## Consigne
Poursuivez le texte sur le troupeau dans les systèmes d'élevage à partir de sa dernière phrase.

## Extrait du texte
L’animal domestique constitue l’élément central et caractéristique du système d’élevage. Il lui confère, dans une large mesure, son originalité. Les spécificités de l’animal tiennent d’abord aux grandes fonctions biologiques qui assurent la pérennité et la reproduction des individus. L’animal bouge, extériorise un comportement individuel et collectif, il est rarement seul mais en groupe plus ou moins important.

D’une façon générale, le contrôle quelquefois étroit exercé par l’homme sur l’animal passe d’abord par celui de la composition des troupeaux, ensuite par celui des déplacements des animaux. Les modalités de contrôle et d’exploitation par l’homme de la mobilité animale représentent donc une caractéristique importante des systèmes d’élevage. Il en résulte que le troupeau, « ensemble d’animaux élevés et nourris ensemble », qui se définit précisément comme unité de conduite, constituera un niveau d’observation privilégié pour le zootechnicien (Landais, 1987). Mais ce concept recèle un certain nombre d’ambiguïtés et de difficultés qu’il sera nécessaire d’explorer. Jusqu’à une époque très récente, du point de vue zootechnique, le troupeau était considéré comme un agrégat d’unités qui ne sont souvent que des «quasi-animaux» car simples supports de connaissances fragmentaires à l’échelle de l’individu et référées en général à des pas de temps trop courts et de surcroît hétérogènes (Bonnemaire et Osty, 2004). Des travaux récents (Moulin, 1993 ; Corniaux, 2004) ont montré que le troupeau est en effet une entité complexe avec une histoire et une perspective, faite d’individus différents en rapport entre eux et qui ont chacun une carrière. C’est une entité qui se construit, à travers un certain nombre de pratiques qui jouent sur le choix des animaux (pratiques d’alimentation, de conduite, de sélection et de reproduction, de réforme,…). Comme unité de gestion, il est inscrit dans un projet professionnel, dans divers écosystèmes, voire dans un patrimoine matériel et symbolique. Entité économique au sein des filières agroalimentaires, le troupeau est également concerné par les dispositifs de politiques publiques touchant à la nature (Landais et Bonnemaire, 1996 ; Bonnemaire et Osty, 2004). Il devient donc un objet de recherche en tant que tel.

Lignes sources
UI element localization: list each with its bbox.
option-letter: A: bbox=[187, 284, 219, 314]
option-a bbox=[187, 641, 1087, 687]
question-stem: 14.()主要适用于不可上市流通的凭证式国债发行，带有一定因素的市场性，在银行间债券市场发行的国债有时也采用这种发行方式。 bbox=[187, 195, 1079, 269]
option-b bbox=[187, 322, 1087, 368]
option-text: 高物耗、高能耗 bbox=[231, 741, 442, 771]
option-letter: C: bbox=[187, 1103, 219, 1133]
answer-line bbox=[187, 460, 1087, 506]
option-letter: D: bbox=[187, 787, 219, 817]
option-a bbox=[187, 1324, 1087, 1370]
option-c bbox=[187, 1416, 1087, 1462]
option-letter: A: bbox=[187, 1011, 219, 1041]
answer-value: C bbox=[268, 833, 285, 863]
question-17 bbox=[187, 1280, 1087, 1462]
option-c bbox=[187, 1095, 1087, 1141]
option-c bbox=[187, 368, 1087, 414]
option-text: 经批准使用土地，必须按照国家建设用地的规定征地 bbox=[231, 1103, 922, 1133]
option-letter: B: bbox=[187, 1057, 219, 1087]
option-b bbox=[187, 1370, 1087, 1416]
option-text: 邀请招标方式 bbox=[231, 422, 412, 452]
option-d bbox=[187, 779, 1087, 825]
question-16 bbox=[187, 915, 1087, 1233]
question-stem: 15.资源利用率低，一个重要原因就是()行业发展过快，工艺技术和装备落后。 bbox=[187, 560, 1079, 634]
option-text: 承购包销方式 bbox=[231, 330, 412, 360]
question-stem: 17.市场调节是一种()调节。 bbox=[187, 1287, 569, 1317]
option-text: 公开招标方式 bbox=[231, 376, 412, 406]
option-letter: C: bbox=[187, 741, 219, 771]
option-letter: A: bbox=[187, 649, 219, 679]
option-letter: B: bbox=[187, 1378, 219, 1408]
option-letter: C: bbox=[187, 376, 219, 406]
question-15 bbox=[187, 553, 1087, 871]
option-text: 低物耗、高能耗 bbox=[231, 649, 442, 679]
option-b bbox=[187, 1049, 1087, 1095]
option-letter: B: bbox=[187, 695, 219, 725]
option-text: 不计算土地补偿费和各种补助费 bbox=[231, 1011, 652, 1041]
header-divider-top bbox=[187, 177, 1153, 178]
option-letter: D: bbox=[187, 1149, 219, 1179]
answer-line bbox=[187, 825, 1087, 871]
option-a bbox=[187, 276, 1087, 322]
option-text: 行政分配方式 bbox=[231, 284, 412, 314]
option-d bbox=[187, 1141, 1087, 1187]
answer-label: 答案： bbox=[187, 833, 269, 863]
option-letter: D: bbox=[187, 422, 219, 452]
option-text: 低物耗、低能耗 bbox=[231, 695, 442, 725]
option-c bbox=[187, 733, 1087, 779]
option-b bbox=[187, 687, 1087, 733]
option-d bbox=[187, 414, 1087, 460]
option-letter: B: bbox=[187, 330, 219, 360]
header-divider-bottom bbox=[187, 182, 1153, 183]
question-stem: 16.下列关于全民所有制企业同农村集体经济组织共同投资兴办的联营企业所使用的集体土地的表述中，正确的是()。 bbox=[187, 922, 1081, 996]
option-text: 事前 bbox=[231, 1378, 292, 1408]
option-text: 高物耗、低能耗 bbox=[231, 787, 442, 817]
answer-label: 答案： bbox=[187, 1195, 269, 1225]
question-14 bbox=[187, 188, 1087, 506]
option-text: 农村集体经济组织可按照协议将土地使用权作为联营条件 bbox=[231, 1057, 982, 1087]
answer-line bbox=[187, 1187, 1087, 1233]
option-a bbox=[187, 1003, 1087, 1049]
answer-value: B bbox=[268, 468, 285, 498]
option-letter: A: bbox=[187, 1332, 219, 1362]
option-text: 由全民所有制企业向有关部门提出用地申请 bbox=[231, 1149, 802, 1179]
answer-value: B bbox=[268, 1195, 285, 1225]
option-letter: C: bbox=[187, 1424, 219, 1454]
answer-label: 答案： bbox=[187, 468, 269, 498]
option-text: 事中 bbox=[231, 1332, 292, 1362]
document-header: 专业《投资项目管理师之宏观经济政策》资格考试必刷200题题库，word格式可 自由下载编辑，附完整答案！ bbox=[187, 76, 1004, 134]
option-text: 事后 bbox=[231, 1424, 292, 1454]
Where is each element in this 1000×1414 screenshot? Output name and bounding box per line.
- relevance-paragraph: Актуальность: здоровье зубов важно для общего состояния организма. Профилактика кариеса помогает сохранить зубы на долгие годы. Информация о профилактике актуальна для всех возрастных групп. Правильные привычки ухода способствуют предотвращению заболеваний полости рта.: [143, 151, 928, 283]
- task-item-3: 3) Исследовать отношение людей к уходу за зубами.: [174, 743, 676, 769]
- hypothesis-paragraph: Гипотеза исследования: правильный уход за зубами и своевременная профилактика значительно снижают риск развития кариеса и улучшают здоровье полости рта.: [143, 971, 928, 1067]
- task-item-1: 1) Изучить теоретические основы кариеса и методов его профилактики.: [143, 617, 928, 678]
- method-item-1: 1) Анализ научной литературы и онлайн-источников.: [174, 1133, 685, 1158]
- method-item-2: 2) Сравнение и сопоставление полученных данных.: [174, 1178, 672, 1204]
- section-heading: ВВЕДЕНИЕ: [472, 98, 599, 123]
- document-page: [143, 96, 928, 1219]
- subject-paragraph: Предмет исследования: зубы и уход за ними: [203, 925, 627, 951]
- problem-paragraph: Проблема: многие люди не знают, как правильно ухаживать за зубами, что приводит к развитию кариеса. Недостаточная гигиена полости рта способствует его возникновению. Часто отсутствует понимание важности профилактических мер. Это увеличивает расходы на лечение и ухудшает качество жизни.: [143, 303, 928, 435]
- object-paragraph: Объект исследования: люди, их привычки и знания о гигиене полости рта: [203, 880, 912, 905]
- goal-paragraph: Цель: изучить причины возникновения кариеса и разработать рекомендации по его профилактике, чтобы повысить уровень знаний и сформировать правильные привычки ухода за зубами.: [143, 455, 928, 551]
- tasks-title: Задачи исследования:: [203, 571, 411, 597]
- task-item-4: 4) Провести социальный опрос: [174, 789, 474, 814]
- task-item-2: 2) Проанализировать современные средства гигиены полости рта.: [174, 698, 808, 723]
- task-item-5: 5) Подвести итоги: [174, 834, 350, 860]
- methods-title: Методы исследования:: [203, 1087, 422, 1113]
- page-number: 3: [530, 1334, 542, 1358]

## Résultat de l'exercice
c) Le territoire

-

les ressources

Les ressources que met en jeu un système d’élevage sont diverses mais en pratique, les zootechniciens s’intéressent plus particulièrement aux ressources directement consommées

et valorisées par l’animal. Il s’agit des ressources alimentaires y compris l’eau de boisson. Le pâturage, et plus spécialement le pâturage extensif caractérise la grande majorité des situations à propos desquelles fut développé le concept de système d’élevage. Devant l’impossibilité d’analyser séparément la production de la ressource et son utilisation, l’approche allait alors glisser de la ressource proprement dite (la production primaire) à la surface qu’elle met nécessairement en jeu (Landais, 1987). Le terme de territoire va, dans un certain nombre de travaux, prendre le statut d’un véritable « pôle » pour les systèmes d’élevage étudiés.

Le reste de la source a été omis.